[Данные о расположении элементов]
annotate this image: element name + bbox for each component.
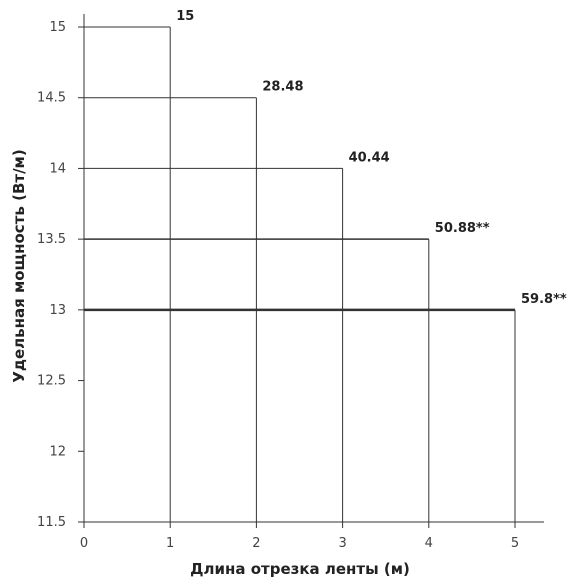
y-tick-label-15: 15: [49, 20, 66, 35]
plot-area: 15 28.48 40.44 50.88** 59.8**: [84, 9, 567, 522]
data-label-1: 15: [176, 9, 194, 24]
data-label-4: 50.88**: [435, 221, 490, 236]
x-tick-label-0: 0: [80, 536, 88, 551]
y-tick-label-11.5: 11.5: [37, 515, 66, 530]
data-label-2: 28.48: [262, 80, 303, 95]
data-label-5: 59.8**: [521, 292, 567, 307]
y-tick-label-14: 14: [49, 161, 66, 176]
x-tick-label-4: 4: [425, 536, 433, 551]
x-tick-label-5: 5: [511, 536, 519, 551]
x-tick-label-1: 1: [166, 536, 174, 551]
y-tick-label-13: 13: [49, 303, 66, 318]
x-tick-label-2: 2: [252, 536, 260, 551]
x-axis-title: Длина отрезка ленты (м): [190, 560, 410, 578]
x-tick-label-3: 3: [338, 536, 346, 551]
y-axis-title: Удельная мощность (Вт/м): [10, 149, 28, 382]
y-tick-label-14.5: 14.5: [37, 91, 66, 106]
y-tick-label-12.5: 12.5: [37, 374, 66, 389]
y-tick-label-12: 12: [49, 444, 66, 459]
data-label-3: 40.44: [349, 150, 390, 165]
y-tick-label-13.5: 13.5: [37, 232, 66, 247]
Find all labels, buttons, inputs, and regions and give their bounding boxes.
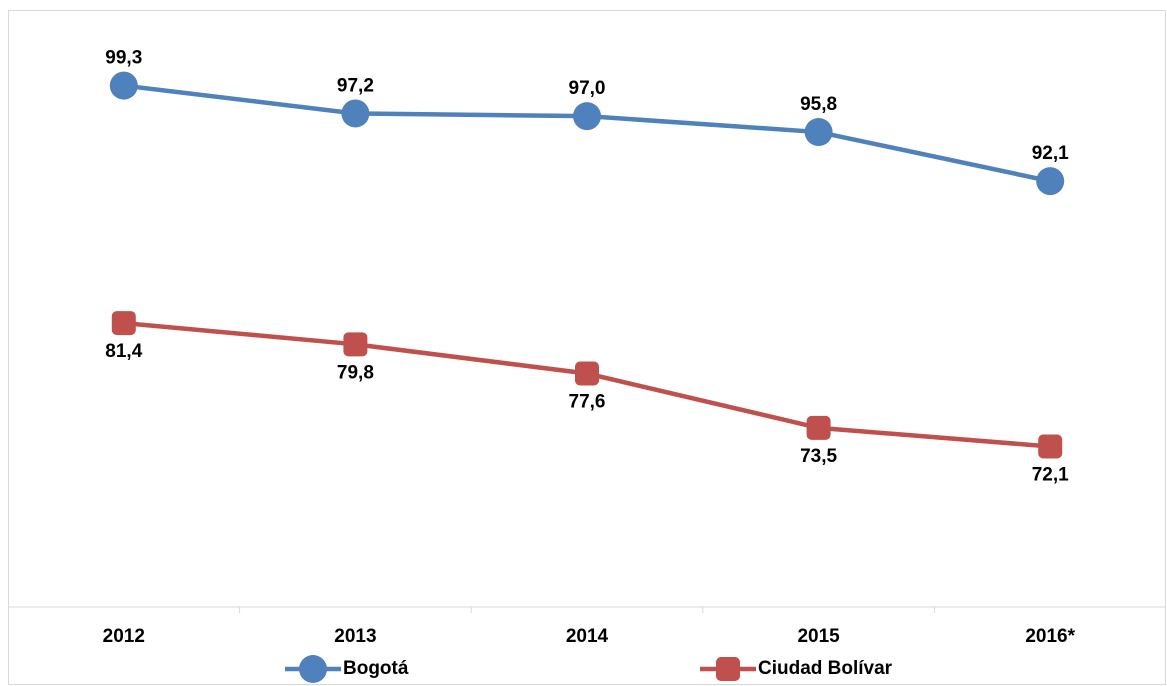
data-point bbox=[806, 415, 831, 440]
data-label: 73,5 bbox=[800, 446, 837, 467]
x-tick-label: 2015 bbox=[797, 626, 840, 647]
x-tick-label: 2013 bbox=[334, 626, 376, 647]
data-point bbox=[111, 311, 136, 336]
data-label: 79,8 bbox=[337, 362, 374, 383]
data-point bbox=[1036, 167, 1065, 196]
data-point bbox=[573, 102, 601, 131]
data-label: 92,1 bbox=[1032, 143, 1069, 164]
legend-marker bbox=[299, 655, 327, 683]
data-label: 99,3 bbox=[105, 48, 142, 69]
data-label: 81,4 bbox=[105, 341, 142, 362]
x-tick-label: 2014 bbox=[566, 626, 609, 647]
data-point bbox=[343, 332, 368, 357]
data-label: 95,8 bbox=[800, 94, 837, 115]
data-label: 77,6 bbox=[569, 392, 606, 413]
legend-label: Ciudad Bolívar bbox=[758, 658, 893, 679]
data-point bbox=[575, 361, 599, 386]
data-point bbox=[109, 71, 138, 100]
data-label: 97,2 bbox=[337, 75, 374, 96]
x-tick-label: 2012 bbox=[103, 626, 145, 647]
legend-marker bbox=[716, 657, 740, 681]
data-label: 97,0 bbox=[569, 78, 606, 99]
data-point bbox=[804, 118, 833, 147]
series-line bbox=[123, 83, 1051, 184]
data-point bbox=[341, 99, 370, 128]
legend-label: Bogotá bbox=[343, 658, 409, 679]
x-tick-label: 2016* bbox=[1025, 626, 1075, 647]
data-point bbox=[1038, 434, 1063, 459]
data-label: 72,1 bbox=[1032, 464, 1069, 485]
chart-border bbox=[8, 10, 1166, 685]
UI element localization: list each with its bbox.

**УСЛОВИЕ ЗАДАНИЯ:**
Представьте все приведенные выше записи в виде списка JSON из строк, где каждой строке записей соответствует одна строка списка, а пустые строки пропущены. Строки, обозначающие рисунки, в ответ не включайте.

**ОТВЕТ К ЗАДАНИЮ:**
[
  "annotate this image: element name + bbox for each component.",
  "y-tick-label-15: 15: [49, 20, 66, 35]",
  "plot-area: 15 28.48 40.44 50.88** 59.8**: [84, 9, 567, 522]",
  "data-label-1: 15: [176, 9, 194, 24]",
  "data-label-4: 50.88**: [435, 221, 490, 236]",
  "x-tick-label-0: 0: [80, 536, 88, 551]",
  "y-tick-label-11.5: 11.5: [37, 515, 66, 530]",
  "data-label-2: 28.48: [262, 80, 303, 95]",
  "data-label-5: 59.8**: [521, 292, 567, 307]",
  "y-tick-label-14: 14: [49, 161, 66, 176]",
  "x-tick-label-4: 4: [425, 536, 433, 551]",
  "x-tick-label-5: 5: [511, 536, 519, 551]",
  "x-tick-label-1: 1: [166, 536, 174, 551]",
  "y-tick-label-13: 13: [49, 303, 66, 318]",
  "x-tick-label-2: 2: [252, 536, 260, 551]",
  "x-axis-title: Длина отрезка ленты (м): [190, 560, 410, 578]",
  "x-tick-label-3: 3: [338, 536, 346, 551]",
  "y-axis-title: Удельная мощность (Вт/м): [10, 149, 28, 382]",
  "y-tick-label-14.5: 14.5: [37, 91, 66, 106]",
  "y-tick-label-12.5: 12.5: [37, 374, 66, 389]",
  "y-tick-label-12: 12: [49, 444, 66, 459]",
  "data-label-3: 40.44: [349, 150, 390, 165]",
  "y-tick-label-13.5: 13.5: [37, 232, 66, 247]",
  "Find all labels, buttons, inputs, and regions and give their bounding boxes.",
  "data-point bbox=[806, 415, 831, 440]",
  "data-label: 73,5 bbox=[800, 446, 837, 467]",
  "x-tick-label: 2015 bbox=[797, 626, 840, 647]",
  "x-tick-label: 2013 bbox=[334, 626, 376, 647]",
  "data-point bbox=[111, 311, 136, 336]",
  "data-label: 79,8 bbox=[337, 362, 374, 383]",
  "data-point bbox=[1036, 167, 1065, 196]",
  "data-point bbox=[573, 102, 601, 131]",
  "data-label: 92,1 bbox=[1032, 143, 1069, 164]",
  "legend-marker bbox=[299, 655, 327, 683]",
  "data-label: 99,3 bbox=[105, 48, 142, 69]",
  "data-label: 81,4 bbox=[105, 341, 142, 362]",
  "x-tick-label: 2014 bbox=[566, 626, 609, 647]",
  "data-point bbox=[343, 332, 368, 357]",
  "data-label: 95,8 bbox=[800, 94, 837, 115]",
  "data-label: 77,6 bbox=[569, 392, 606, 413]",
  "legend-label: Ciudad Bolívar bbox=[758, 658, 893, 679]",
  "data-point bbox=[575, 361, 599, 386]",
  "data-point bbox=[109, 71, 138, 100]",
  "data-label: 97,2 bbox=[337, 75, 374, 96]",
  "x-tick-label: 2012 bbox=[103, 626, 145, 647]",
  "legend-marker bbox=[716, 657, 740, 681]",
  "data-label: 97,0 bbox=[569, 78, 606, 99]",
  "data-point bbox=[804, 118, 833, 147]",
  "series-line bbox=[123, 83, 1051, 184]",
  "data-point bbox=[341, 99, 370, 128]",
  "legend-label: Bogotá bbox=[343, 658, 409, 679]",
  "x-tick-label: 2016* bbox=[1025, 626, 1075, 647]",
  "data-point bbox=[1038, 434, 1063, 459]",
  "data-label: 72,1 bbox=[1032, 464, 1069, 485]",
  "chart-border bbox=[8, 10, 1166, 685]",
  "UI element localization: list each with its bbox."
]